Every record below should be printed exactly as it appears.
————————
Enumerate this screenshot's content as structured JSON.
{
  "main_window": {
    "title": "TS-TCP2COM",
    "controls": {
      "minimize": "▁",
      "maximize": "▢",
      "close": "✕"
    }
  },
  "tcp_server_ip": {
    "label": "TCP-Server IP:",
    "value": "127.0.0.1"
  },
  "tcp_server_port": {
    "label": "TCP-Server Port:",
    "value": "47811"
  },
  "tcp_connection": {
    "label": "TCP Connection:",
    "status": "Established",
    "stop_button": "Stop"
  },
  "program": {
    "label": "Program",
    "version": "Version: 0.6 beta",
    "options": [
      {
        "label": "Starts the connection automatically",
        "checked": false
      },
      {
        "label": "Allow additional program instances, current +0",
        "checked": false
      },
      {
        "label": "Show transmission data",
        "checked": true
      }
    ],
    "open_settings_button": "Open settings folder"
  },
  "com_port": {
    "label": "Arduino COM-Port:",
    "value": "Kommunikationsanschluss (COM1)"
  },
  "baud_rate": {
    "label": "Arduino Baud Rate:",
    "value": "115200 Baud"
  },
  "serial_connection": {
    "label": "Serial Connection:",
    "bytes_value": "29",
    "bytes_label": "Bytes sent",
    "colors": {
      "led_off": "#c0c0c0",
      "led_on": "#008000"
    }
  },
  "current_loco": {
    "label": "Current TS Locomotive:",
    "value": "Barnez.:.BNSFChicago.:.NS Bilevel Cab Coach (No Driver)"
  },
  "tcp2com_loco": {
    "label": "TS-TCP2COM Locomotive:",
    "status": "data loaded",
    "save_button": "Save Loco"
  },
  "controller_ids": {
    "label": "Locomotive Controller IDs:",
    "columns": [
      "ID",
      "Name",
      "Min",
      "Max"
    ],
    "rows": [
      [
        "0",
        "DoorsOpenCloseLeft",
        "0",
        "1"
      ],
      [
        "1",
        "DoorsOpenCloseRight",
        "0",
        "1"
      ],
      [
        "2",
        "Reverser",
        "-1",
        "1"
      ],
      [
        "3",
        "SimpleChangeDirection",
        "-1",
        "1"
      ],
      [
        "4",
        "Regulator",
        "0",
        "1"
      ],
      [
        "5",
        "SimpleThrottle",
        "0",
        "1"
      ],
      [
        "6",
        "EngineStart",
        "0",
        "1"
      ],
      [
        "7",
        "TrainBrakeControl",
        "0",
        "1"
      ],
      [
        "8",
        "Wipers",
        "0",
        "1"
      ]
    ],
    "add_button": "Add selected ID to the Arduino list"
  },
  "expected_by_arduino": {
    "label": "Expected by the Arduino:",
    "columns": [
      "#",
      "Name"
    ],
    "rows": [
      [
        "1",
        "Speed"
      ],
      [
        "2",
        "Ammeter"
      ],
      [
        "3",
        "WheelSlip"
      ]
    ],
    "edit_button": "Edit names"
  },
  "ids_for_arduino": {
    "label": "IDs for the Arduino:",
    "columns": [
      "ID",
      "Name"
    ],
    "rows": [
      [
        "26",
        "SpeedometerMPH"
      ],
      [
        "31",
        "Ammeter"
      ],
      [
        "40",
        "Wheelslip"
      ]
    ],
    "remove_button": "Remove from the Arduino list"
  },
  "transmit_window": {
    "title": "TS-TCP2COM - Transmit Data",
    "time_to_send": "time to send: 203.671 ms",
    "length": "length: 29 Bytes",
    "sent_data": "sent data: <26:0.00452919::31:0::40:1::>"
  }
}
————————
### RESULT OF THIS TASK
Enumerate this screenshot's content as structured JSON.
{
  "main_window": {
    "title": "TS-TCP2COM",
    "controls": {
      "minimize": "▁",
      "maximize": "▢",
      "close": "✕"
    }
  },
  "tcp_server_ip": {
    "label": "TCP-Server IP:",
    "value": "127.0.0.1"
  },
  "tcp_server_port": {
    "label": "TCP-Server Port:",
    "value": "47811"
  },
  "tcp_connection": {
    "label": "TCP Connection:",
    "status": "Established",
    "stop_button": "Stop"
  },
  "program": {
    "label": "Program",
    "version": "Version: 0.6 beta",
    "options": [
      {
        "label": "Starts the connection automatically",
        "checked": false
      },
      {
        "label": "Allow additional program instances, current +0",
        "checked": false
      },
      {
        "label": "Show transmission data",
        "checked": true
      }
    ],
    "open_settings_button": "Open settings folder"
  },
  "com_port": {
    "label": "Arduino COM-Port:",
    "value": "Kommunikationsanschluss (COM1)"
  },
  "baud_rate": {
    "label": "Arduino Baud Rate:",
    "value": "115200 Baud"
  },
  "serial_connection": {
    "label": "Serial Connection:",
    "bytes_value": "29",
    "bytes_label": "Bytes sent",
    "colors": {
      "led_off": "#c0c0c0",
      "led_on": "#008000"
    }
  },
  "current_loco": {
    "label": "Current TS Locomotive:",
    "value": "Barnez.:.BNSFChicago.:.NS Bilevel Cab Coach (No Driver)"
  },
  "tcp2com_loco": {
    "label": "TS-TCP2COM Locomotive:",
    "status": "data loaded",
    "save_button": "Save Loco"
  },
  "controller_ids": {
    "label": "Locomotive Controller IDs:",
    "columns": [
      "ID",
      "Name",
      "Min",
      "Max"
    ],
    "rows": [
      [
        "0",
        "DoorsOpenCloseLeft",
        "0",
        "1"
      ],
      [
        "1",
        "DoorsOpenCloseRight",
        "0",
        "1"
      ],
      [
        "2",
        "Reverser",
        "-1",
        "1"
      ],
      [
        "3",
        "SimpleChangeDirection",
        "-1",
        "1"
      ],
      [
        "4",
        "Regulator",
        "0",
        "1"
      ],
      [
        "5",
        "SimpleThrottle",
        "0",
        "1"
      ],
      [
        "6",
        "EngineStart",
        "0",
        "1"
      ],
      [
        "7",
        "TrainBrakeControl",
        "0",
        "1"
      ],
      [
        "8",
        "Wipers",
        "0",
        "1"
      ]
    ],
    "add_button": "Add selected ID to the Arduino list"
  },
  "expected_by_arduino": {
    "label": "Expected by the Arduino:",
    "columns": [
      "#",
      "Name"
    ],
    "rows": [
      [
        "1",
        "Speed"
      ],
      [
        "2",
        "Ammeter"
      ],
      [
        "3",
        "WheelSlip"
      ]
    ],
    "edit_button": "Edit names"
  },
  "ids_for_arduino": {
    "label": "IDs for the Arduino:",
    "columns": [
      "ID",
      "Name"
    ],
    "rows": [
      [
        "26",
        "SpeedometerMPH"
      ],
      [
        "31",
        "Ammeter"
      ],
      [
        "40",
        "Wheelslip"
      ]
    ],
    "remove_button": "Remove from the Arduino list"
  },
  "transmit_window": {
    "title": "TS-TCP2COM - Transmit Data",
    "time_to_send": "time to send: 203.671 ms",
    "length": "length: 29 Bytes",
    "sent_data": "sent data: <26:0.00452919::31:0::40:1::>"
  }
}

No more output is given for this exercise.